Provided passage:
--- start ---

Example: symmetry-protected topological phases of matter

Since my first and last example are quite long, let me attempt to keep this middle example brief. The main point is that topological insulators have a natural extension to the case of interactions, resulting in a concept known as 'symmetry-protected topological (SPT) phases of matter'. Like all topological phases, they can be characterized by an effective topological action describing their universal features.

SPT phases require the presence of symmetries in order to be non-trivial. This means that the fundamental degrees of freedom have some well-defined charges under a symmetry, which in turn implies we (usually) have a well-defined notion of how to couple these particles to an external gauge field for that symmetry. Similar to before, by integrating out the physical degrees of freedom, this then gives an effective partition function or action of the form $Z[A] = e^{iS_\textrm{eff}[A]}$. Here I work in real time, such that action is multiplied by the imaginary unit. Non-trivial SPT phases are characterized by non-trivial phase factors in this partition function.

--- end ---

Dataset extract:
--- start ---

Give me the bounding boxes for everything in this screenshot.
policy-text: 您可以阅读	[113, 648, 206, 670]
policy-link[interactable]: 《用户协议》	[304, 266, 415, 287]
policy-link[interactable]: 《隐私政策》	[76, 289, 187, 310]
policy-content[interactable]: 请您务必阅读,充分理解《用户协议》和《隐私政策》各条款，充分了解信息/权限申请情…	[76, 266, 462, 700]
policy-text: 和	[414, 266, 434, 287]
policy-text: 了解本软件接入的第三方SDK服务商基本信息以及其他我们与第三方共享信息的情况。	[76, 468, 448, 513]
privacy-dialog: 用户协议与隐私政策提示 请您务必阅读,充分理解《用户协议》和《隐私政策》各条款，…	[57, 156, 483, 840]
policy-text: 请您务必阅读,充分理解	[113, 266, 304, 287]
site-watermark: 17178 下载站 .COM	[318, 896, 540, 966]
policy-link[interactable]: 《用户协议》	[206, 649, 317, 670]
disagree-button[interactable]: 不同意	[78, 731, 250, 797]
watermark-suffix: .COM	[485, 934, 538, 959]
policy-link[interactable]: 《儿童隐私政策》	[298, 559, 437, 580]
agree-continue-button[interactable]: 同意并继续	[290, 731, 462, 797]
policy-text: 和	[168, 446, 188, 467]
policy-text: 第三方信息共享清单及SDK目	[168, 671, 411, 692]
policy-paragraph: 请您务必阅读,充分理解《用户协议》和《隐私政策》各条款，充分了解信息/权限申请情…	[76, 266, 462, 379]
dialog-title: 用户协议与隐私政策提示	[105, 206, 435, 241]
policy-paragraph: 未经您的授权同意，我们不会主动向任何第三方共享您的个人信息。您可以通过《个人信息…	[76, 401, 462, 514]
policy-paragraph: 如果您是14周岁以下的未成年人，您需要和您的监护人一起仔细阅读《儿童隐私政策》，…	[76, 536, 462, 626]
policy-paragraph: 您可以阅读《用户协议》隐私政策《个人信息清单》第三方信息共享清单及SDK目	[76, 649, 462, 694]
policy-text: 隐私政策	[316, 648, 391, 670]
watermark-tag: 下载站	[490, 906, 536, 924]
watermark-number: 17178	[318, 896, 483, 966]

--- end ---

Requests:
**a)** Translate this sentence from the passage on symmetry-protected topological phases into Spanish: "SPT phases require the presence of symmetries in order to be non-trivial."
**b)** Copy out every one of the rows that follow the passage, first to last, without changing a character.

Results of the exercise:
**a)** Las fases SPT requieren la presencia de simetrías para ser no triviales.

**b)**
Give me the bounding boxes for everything in this screenshot.
policy-text: 您可以阅读	[113, 648, 206, 670]
policy-link[interactable]: 《用户协议》	[304, 266, 415, 287]
policy-link[interactable]: 《隐私政策》	[76, 289, 187, 310]
policy-content[interactable]: 请您务必阅读,充分理解《用户协议》和《隐私政策》各条款，充分了解信息/权限申请情…	[76, 266, 462, 700]
policy-text: 和	[414, 266, 434, 287]
policy-text: 了解本软件接入的第三方SDK服务商基本信息以及其他我们与第三方共享信息的情况。	[76, 468, 448, 513]
privacy-dialog: 用户协议与隐私政策提示 请您务必阅读,充分理解《用户协议》和《隐私政策》各条款，…	[57, 156, 483, 840]
policy-text: 请您务必阅读,充分理解	[113, 266, 304, 287]
site-watermark: 17178 下载站 .COM	[318, 896, 540, 966]
policy-link[interactable]: 《用户协议》	[206, 649, 317, 670]
disagree-button[interactable]: 不同意	[78, 731, 250, 797]
watermark-suffix: .COM	[485, 934, 538, 959]
policy-link[interactable]: 《儿童隐私政策》	[298, 559, 437, 580]
agree-continue-button[interactable]: 同意并继续	[290, 731, 462, 797]
policy-text: 和	[168, 446, 188, 467]
policy-text: 第三方信息共享清单及SDK目	[168, 671, 411, 692]
policy-paragraph: 请您务必阅读,充分理解《用户协议》和《隐私政策》各条款，充分了解信息/权限申请情…	[76, 266, 462, 379]
dialog-title: 用户协议与隐私政策提示	[105, 206, 435, 241]
policy-paragraph: 未经您的授权同意，我们不会主动向任何第三方共享您的个人信息。您可以通过《个人信息…	[76, 401, 462, 514]
policy-paragraph: 如果您是14周岁以下的未成年人，您需要和您的监护人一起仔细阅读《儿童隐私政策》，…	[76, 536, 462, 626]
policy-paragraph: 您可以阅读《用户协议》隐私政策《个人信息清单》第三方信息共享清单及SDK目	[76, 649, 462, 694]
policy-text: 隐私政策	[316, 648, 391, 670]
watermark-tag: 下载站	[490, 906, 536, 924]
watermark-number: 17178	[318, 896, 483, 966]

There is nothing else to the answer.